Goal
Print the data exactly, leaving nothing out.

Collected data:
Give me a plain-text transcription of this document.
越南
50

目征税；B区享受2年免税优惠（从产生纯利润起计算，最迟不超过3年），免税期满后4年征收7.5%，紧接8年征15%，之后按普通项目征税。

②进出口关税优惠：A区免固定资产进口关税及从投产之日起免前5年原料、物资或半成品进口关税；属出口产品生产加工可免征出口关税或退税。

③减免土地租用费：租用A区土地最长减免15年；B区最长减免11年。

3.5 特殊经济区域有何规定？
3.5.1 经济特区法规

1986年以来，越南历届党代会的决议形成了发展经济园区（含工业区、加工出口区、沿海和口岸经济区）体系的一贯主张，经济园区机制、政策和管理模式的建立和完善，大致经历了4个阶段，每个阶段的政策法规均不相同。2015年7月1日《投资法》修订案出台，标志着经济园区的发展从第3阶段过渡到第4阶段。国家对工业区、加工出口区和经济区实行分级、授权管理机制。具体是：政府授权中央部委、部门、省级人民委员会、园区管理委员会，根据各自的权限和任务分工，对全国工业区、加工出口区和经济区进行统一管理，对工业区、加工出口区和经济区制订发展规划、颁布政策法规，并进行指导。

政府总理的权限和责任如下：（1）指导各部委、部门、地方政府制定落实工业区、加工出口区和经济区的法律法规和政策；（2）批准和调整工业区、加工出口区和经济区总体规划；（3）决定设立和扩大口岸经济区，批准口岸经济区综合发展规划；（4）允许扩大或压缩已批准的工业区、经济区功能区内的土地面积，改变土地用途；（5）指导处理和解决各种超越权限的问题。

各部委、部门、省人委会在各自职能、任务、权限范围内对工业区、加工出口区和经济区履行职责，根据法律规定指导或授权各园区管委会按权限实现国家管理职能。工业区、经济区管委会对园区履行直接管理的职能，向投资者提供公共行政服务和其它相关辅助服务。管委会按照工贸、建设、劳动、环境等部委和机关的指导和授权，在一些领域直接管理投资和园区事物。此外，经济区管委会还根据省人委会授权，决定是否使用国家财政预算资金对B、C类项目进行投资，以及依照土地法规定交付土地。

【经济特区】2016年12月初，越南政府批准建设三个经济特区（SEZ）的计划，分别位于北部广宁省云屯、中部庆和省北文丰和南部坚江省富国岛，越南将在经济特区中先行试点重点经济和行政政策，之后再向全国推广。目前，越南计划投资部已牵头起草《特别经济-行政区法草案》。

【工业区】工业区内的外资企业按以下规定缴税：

Response below
Give me a plain-text transcription of this document.
越南
50

目征税；B区享受2年免税优惠（从产生纯利润起计算，最迟不超过3年），免税期满后4年征收7.5%，紧接8年征15%，之后按普通项目征税。

②进出口关税优惠：A区免固定资产进口关税及从投产之日起免前5年原料、物资或半成品进口关税；属出口产品生产加工可免征出口关税或退税。

③减免土地租用费：租用A区土地最长减免15年；B区最长减免11年。

3.5 特殊经济区域有何规定？
3.5.1 经济特区法规

1986年以来，越南历届党代会的决议形成了发展经济园区（含工业区、加工出口区、沿海和口岸经济区）体系的一贯主张，经济园区机制、政策和管理模式的建立和完善，大致经历了4个阶段，每个阶段的政策法规均不相同。2015年7月1日《投资法》修订案出台，标志着经济园区的发展从第3阶段过渡到第4阶段。国家对工业区、加工出口区和经济区实行分级、授权管理机制。具体是：政府授权中央部委、部门、省级人民委员会、园区管理委员会，根据各自的权限和任务分工，对全国工业区、加工出口区和经济区进行统一管理，对工业区、加工出口区和经济区制订发展规划、颁布政策法规，并进行指导。

政府总理的权限和责任如下：（1）指导各部委、部门、地方政府制定落实工业区、加工出口区和经济区的法律法规和政策；（2）批准和调整工业区、加工出口区和经济区总体规划；（3）决定设立和扩大口岸经济区，批准口岸经济区综合发展规划；（4）允许扩大或压缩已批准的工业区、经济区功能区内的土地面积，改变土地用途；（5）指导处理和解决各种超越权限的问题。

各部委、部门、省人委会在各自职能、任务、权限范围内对工业区、加工出口区和经济区履行职责，根据法律规定指导或授权各园区管委会按权限实现国家管理职能。工业区、经济区管委会对园区履行直接管理的职能，向投资者提供公共行政服务和其它相关辅助服务。管委会按照工贸、建设、劳动、环境等部委和机关的指导和授权，在一些领域直接管理投资和园区事物。此外，经济区管委会还根据省人委会授权，决定是否使用国家财政预算资金对B、C类项目进行投资，以及依照土地法规定交付土地。

【经济特区】2016年12月初，越南政府批准建设三个经济特区（SEZ）的计划，分别位于北部广宁省云屯、中部庆和省北文丰和南部坚江省富国岛，越南将在经济特区中先行试点重点经济和行政政策，之后再向全国推广。目前，越南计划投资部已牵头起草《特别经济-行政区法草案》。

【工业区】工业区内的外资企业按以下规定缴税：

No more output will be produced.